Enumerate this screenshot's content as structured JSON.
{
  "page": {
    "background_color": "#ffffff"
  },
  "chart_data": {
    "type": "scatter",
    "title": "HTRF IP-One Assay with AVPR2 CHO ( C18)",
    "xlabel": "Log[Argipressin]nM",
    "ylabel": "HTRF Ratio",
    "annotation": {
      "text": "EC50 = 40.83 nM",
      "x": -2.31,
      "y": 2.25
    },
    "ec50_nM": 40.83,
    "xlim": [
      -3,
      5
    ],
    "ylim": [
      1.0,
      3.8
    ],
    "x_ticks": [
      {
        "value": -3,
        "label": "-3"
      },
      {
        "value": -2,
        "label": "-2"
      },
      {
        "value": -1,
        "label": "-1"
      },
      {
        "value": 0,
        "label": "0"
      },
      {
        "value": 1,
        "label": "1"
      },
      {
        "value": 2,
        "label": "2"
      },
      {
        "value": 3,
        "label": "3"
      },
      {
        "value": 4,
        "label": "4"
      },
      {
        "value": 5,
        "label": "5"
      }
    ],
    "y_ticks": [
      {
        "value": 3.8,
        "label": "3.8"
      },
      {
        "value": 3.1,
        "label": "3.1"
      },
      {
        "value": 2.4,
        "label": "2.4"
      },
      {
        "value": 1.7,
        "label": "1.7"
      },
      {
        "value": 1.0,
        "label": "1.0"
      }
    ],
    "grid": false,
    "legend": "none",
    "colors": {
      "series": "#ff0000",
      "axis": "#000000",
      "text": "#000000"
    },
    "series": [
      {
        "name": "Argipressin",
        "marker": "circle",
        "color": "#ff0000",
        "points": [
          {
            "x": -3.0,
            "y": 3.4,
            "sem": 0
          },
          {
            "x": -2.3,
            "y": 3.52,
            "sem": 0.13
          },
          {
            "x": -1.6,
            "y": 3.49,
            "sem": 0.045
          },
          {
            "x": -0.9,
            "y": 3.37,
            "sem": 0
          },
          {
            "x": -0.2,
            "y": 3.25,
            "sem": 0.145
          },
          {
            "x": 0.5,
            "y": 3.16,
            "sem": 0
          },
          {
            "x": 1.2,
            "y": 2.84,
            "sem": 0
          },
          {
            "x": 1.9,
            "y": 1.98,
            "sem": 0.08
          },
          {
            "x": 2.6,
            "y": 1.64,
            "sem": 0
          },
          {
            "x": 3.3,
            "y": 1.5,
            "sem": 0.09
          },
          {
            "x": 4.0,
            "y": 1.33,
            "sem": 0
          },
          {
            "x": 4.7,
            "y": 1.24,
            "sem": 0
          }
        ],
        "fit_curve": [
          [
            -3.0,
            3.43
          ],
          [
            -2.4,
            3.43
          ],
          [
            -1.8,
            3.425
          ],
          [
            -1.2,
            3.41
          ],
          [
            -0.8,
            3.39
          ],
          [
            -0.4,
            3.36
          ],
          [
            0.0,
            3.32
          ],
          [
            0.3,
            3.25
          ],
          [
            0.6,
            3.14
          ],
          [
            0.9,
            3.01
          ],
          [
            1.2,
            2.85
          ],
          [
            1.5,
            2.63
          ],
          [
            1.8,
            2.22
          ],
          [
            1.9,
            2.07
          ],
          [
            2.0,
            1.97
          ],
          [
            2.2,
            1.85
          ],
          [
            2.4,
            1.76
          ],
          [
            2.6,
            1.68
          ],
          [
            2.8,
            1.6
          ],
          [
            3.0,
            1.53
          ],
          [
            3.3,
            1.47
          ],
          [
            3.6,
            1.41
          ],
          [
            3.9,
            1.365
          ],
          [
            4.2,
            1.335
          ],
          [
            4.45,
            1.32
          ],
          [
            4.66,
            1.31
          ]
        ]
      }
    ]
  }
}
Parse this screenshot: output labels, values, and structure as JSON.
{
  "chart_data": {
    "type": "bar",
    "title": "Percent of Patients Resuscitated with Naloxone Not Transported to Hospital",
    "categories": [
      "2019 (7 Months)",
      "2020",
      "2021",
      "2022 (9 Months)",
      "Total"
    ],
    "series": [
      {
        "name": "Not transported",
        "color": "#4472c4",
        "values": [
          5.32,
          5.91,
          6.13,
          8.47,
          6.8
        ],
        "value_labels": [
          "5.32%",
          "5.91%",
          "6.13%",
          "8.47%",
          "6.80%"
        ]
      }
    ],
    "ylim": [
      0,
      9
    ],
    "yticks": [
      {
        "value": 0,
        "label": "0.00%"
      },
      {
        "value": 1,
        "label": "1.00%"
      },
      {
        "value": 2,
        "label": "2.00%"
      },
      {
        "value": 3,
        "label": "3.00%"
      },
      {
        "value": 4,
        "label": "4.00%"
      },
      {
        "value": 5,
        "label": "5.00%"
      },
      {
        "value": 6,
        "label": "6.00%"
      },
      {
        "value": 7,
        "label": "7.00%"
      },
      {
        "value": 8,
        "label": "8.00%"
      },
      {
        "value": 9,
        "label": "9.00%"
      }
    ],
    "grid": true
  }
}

▶ [WHAT YOU WILL DO]
Whenever a line of the listing above holds the word "name", copy that line.

▶ [ANSWER TO THE EXERCISE]
        "name": "Argipressin",
        "name": "Not transported",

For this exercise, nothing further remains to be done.